(Stored data)
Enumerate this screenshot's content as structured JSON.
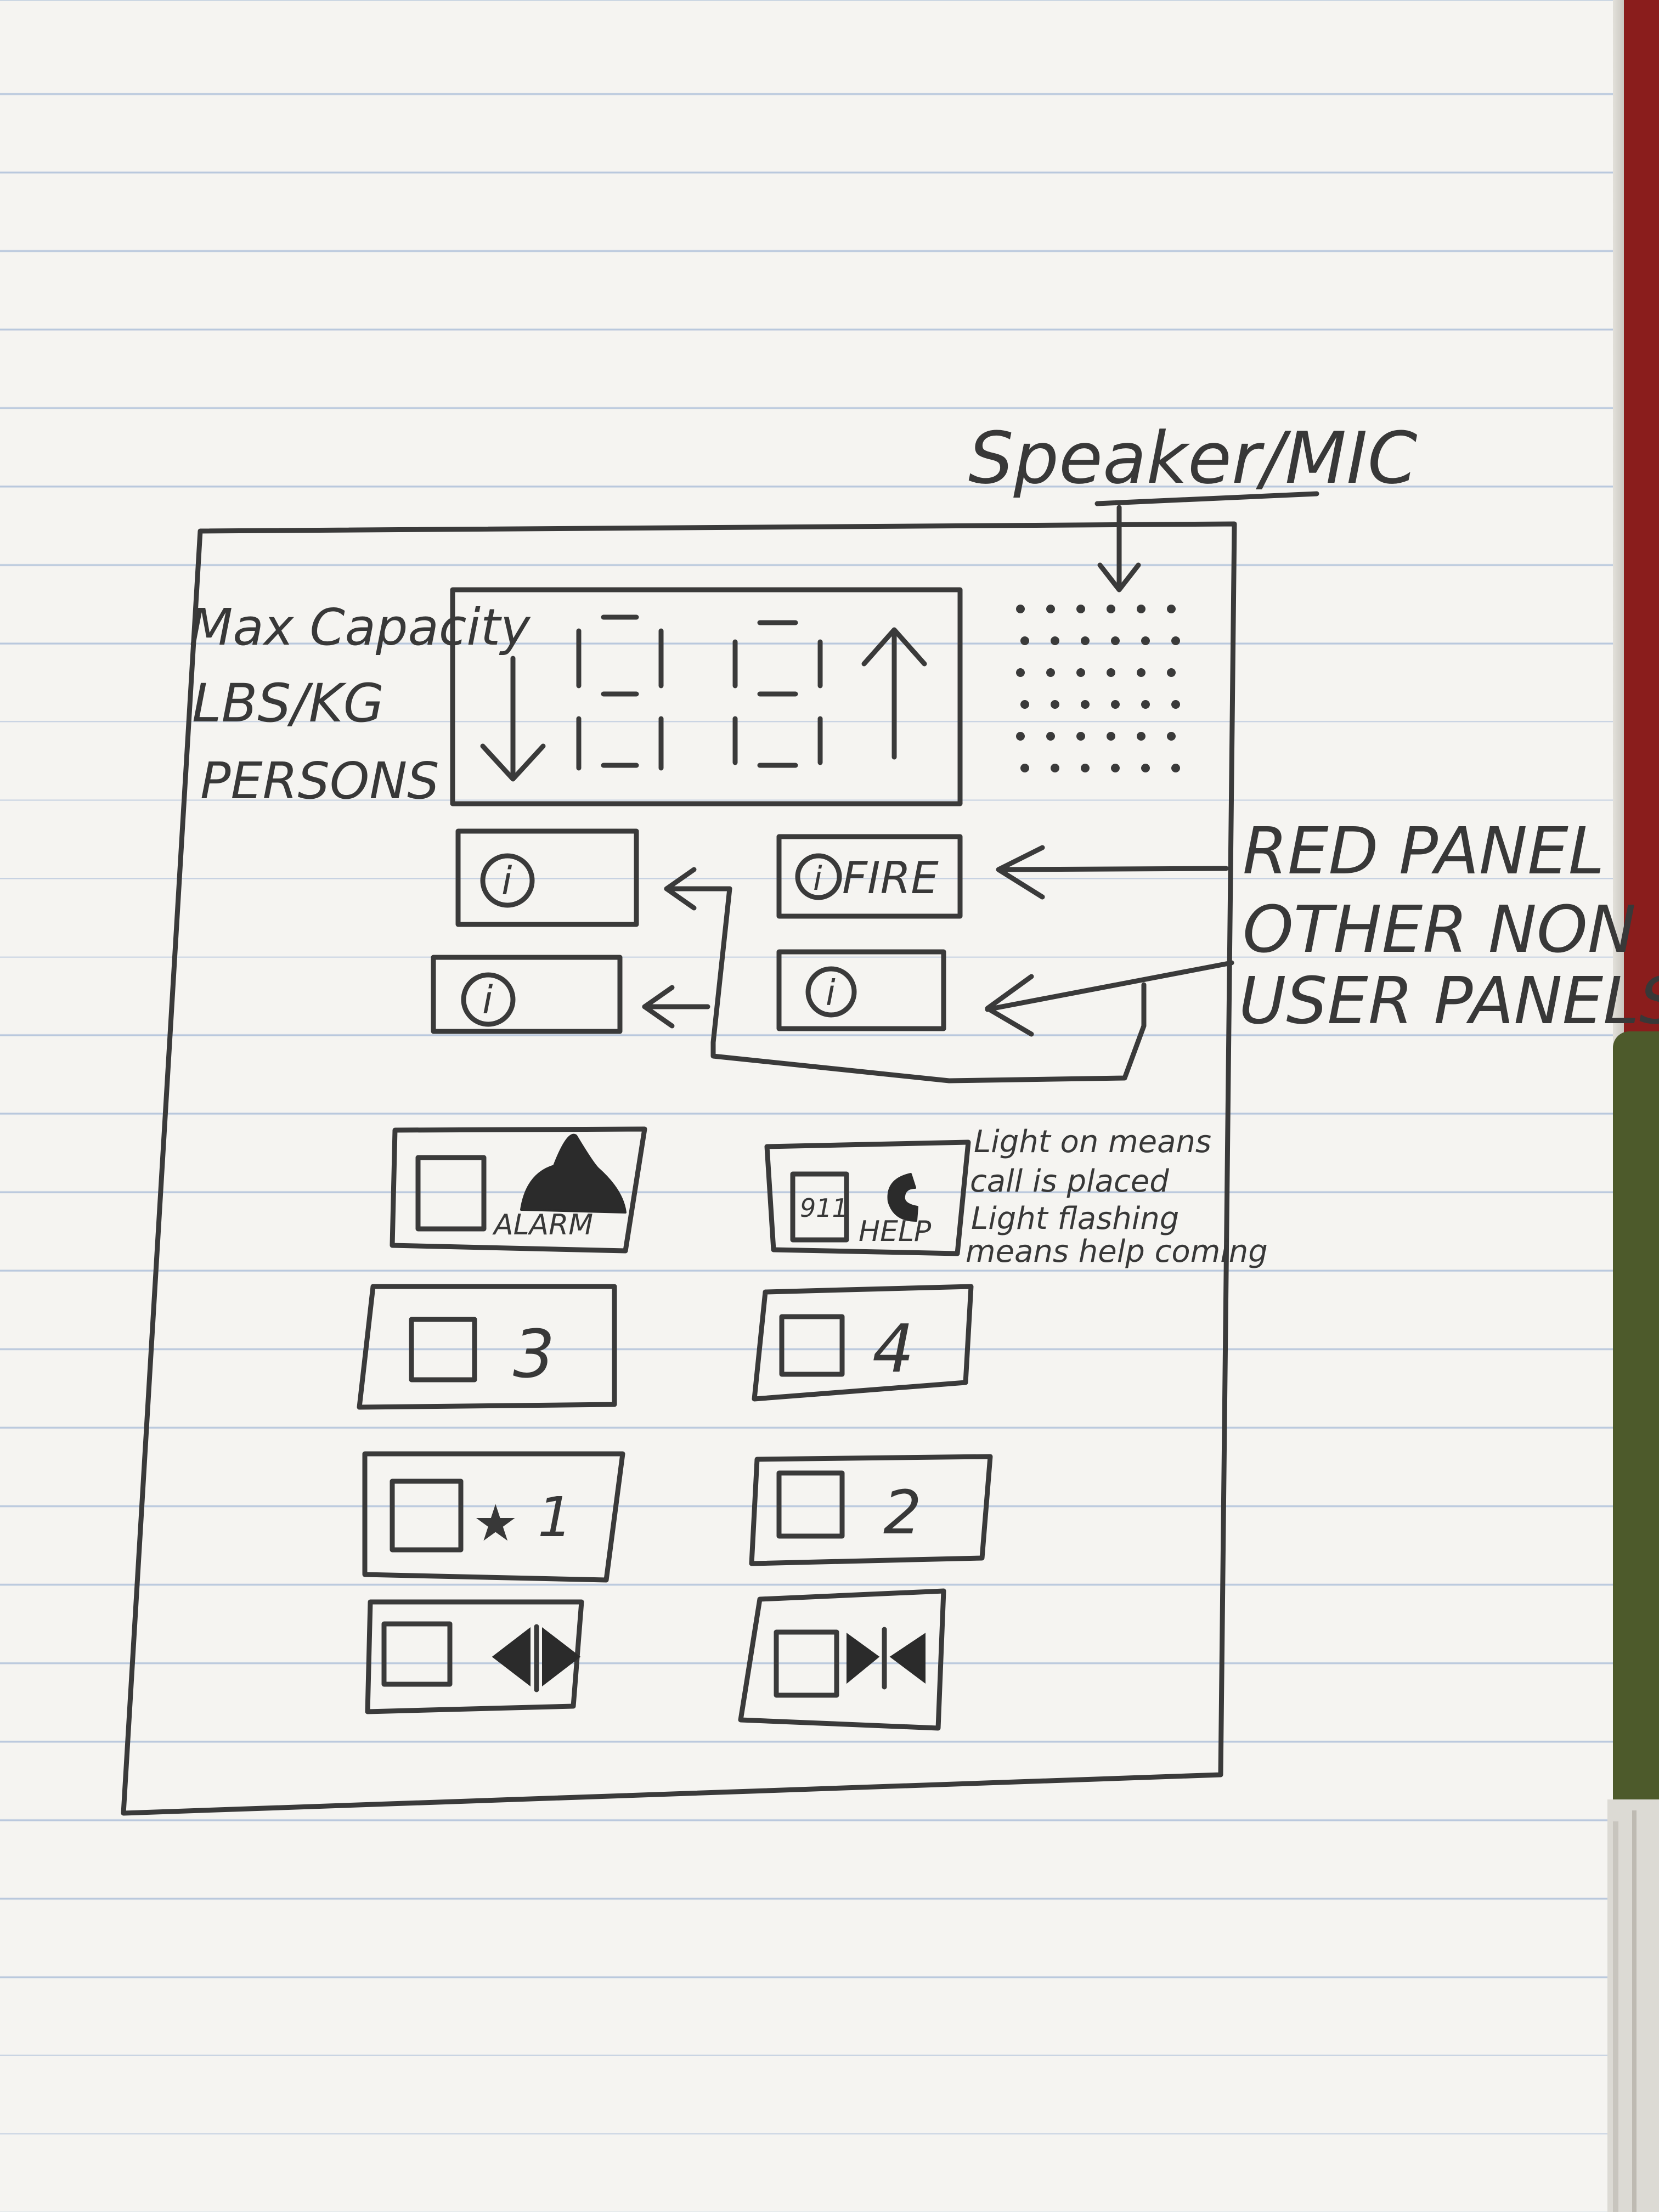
{
  "labels": {
    "speaker_mic": "Speaker/MIC",
    "max_capacity": "Max Capacity",
    "lbs_kg": "LBS/KG",
    "persons": "PERSONS",
    "red_panel": "RED PANEL",
    "other_non_user_panels_line1": "OTHER NON",
    "other_non_user_panels_line2": "USER PANELS"
  },
  "panels": {
    "fire_label": "FIRE",
    "info_symbol": "i"
  },
  "buttons": {
    "alarm_label": "ALARM",
    "help_label": "HELP",
    "help_code": "911",
    "floor_3": "3",
    "floor_4": "4",
    "floor_1": "1",
    "floor_2": "2",
    "star_symbol": "★"
  },
  "note": {
    "line1": "Light on means",
    "line2": "call is placed",
    "line3": "Light flashing",
    "line4": "means help coming"
  },
  "colors": {
    "paper": "#f5f4f1",
    "ruled_line": "#b9c8dd",
    "pencil": "#3a3a3a"
  }
}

Task to carry out: Write the entries above out in full, exactly, with no images.

Exercise response:
Enumerate this screenshot's content as structured JSON.
{
  "labels": {
    "speaker_mic": "Speaker/MIC",
    "max_capacity": "Max Capacity",
    "lbs_kg": "LBS/KG",
    "persons": "PERSONS",
    "red_panel": "RED PANEL",
    "other_non_user_panels_line1": "OTHER NON",
    "other_non_user_panels_line2": "USER PANELS"
  },
  "panels": {
    "fire_label": "FIRE",
    "info_symbol": "i"
  },
  "buttons": {
    "alarm_label": "ALARM",
    "help_label": "HELP",
    "help_code": "911",
    "floor_3": "3",
    "floor_4": "4",
    "floor_1": "1",
    "floor_2": "2",
    "star_symbol": "★"
  },
  "note": {
    "line1": "Light on means",
    "line2": "call is placed",
    "line3": "Light flashing",
    "line4": "means help coming"
  },
  "colors": {
    "paper": "#f5f4f1",
    "ruled_line": "#b9c8dd",
    "pencil": "#3a3a3a"
  }
}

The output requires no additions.